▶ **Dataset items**
-----
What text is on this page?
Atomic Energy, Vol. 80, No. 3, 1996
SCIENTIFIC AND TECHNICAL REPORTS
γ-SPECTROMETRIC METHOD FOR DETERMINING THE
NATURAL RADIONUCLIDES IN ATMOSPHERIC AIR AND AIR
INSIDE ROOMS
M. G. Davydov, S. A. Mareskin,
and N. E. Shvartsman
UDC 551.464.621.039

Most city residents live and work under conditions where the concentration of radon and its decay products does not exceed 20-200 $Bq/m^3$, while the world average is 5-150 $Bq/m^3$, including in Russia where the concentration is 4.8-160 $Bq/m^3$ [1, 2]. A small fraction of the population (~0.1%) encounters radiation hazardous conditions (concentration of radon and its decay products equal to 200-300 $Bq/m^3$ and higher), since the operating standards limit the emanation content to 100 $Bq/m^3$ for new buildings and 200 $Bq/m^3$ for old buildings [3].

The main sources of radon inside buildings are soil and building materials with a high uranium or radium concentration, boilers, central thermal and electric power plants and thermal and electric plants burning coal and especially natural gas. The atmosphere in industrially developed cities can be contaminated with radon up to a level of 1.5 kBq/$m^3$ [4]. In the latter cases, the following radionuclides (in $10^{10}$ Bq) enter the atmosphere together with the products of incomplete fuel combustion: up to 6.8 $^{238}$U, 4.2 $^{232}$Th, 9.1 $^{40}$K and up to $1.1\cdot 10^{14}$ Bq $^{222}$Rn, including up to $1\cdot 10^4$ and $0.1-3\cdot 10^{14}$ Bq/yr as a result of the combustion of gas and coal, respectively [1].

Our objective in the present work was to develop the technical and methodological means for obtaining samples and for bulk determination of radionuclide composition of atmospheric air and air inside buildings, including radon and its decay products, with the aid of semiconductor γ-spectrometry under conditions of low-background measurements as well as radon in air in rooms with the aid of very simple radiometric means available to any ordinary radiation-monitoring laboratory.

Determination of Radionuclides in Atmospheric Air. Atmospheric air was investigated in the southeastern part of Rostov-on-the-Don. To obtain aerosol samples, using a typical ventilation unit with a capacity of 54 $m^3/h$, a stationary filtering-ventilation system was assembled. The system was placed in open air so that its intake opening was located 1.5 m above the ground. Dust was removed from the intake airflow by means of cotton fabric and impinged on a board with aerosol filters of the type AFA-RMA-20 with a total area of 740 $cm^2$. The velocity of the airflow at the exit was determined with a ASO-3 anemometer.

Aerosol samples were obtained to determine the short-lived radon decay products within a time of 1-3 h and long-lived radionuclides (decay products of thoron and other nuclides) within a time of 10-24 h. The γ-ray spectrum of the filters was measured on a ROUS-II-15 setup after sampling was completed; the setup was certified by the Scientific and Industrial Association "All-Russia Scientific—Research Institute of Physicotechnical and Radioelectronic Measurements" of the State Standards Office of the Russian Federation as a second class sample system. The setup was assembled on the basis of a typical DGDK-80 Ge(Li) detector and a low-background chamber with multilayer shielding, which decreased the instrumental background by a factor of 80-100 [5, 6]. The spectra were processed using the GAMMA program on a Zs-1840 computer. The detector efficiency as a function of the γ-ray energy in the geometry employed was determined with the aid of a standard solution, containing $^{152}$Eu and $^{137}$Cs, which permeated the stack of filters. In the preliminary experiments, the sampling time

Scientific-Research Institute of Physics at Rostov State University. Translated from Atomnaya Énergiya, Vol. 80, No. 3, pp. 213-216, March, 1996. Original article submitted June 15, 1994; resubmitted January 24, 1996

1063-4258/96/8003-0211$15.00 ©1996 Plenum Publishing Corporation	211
-----
Retype the listing above in full, with no alterations.

What text is on this page?
Atomic Energy, Vol. 80, No. 3, 1996
SCIENTIFIC AND TECHNICAL REPORTS
γ-SPECTROMETRIC METHOD FOR DETERMINING THE
NATURAL RADIONUCLIDES IN ATMOSPHERIC AIR AND AIR
INSIDE ROOMS
M. G. Davydov, S. A. Mareskin,
and N. E. Shvartsman
UDC 551.464.621.039

Most city residents live and work under conditions where the concentration of radon and its decay products does not exceed 20-200 $Bq/m^3$, while the world average is 5-150 $Bq/m^3$, including in Russia where the concentration is 4.8-160 $Bq/m^3$ [1, 2]. A small fraction of the population (~0.1%) encounters radiation hazardous conditions (concentration of radon and its decay products equal to 200-300 $Bq/m^3$ and higher), since the operating standards limit the emanation content to 100 $Bq/m^3$ for new buildings and 200 $Bq/m^3$ for old buildings [3].

The main sources of radon inside buildings are soil and building materials with a high uranium or radium concentration, boilers, central thermal and electric power plants and thermal and electric plants burning coal and especially natural gas. The atmosphere in industrially developed cities can be contaminated with radon up to a level of 1.5 kBq/$m^3$ [4]. In the latter cases, the following radionuclides (in $10^{10}$ Bq) enter the atmosphere together with the products of incomplete fuel combustion: up to 6.8 $^{238}$U, 4.2 $^{232}$Th, 9.1 $^{40}$K and up to $1.1\cdot 10^{14}$ Bq $^{222}$Rn, including up to $1\cdot 10^4$ and $0.1-3\cdot 10^{14}$ Bq/yr as a result of the combustion of gas and coal, respectively [1].

Our objective in the present work was to develop the technical and methodological means for obtaining samples and for bulk determination of radionuclide composition of atmospheric air and air inside buildings, including radon and its decay products, with the aid of semiconductor γ-spectrometry under conditions of low-background measurements as well as radon in air in rooms with the aid of very simple radiometric means available to any ordinary radiation-monitoring laboratory.

Determination of Radionuclides in Atmospheric Air. Atmospheric air was investigated in the southeastern part of Rostov-on-the-Don. To obtain aerosol samples, using a typical ventilation unit with a capacity of 54 $m^3/h$, a stationary filtering-ventilation system was assembled. The system was placed in open air so that its intake opening was located 1.5 m above the ground. Dust was removed from the intake airflow by means of cotton fabric and impinged on a board with aerosol filters of the type AFA-RMA-20 with a total area of 740 $cm^2$. The velocity of the airflow at the exit was determined with a ASO-3 anemometer.

Aerosol samples were obtained to determine the short-lived radon decay products within a time of 1-3 h and long-lived radionuclides (decay products of thoron and other nuclides) within a time of 10-24 h. The γ-ray spectrum of the filters was measured on a ROUS-II-15 setup after sampling was completed; the setup was certified by the Scientific and Industrial Association "All-Russia Scientific—Research Institute of Physicotechnical and Radioelectronic Measurements" of the State Standards Office of the Russian Federation as a second class sample system. The setup was assembled on the basis of a typical DGDK-80 Ge(Li) detector and a low-background chamber with multilayer shielding, which decreased the instrumental background by a factor of 80-100 [5, 6]. The spectra were processed using the GAMMA program on a Zs-1840 computer. The detector efficiency as a function of the γ-ray energy in the geometry employed was determined with the aid of a standard solution, containing $^{152}$Eu and $^{137}$Cs, which permeated the stack of filters. In the preliminary experiments, the sampling time

Scientific-Research Institute of Physics at Rostov State University. Translated from Atomnaya Énergiya, Vol. 80, No. 3, pp. 213-216, March, 1996. Original article submitted June 15, 1994; resubmitted January 24, 1996

1063-4258/96/8003-0211$15.00 ©1996 Plenum Publishing Corporation	211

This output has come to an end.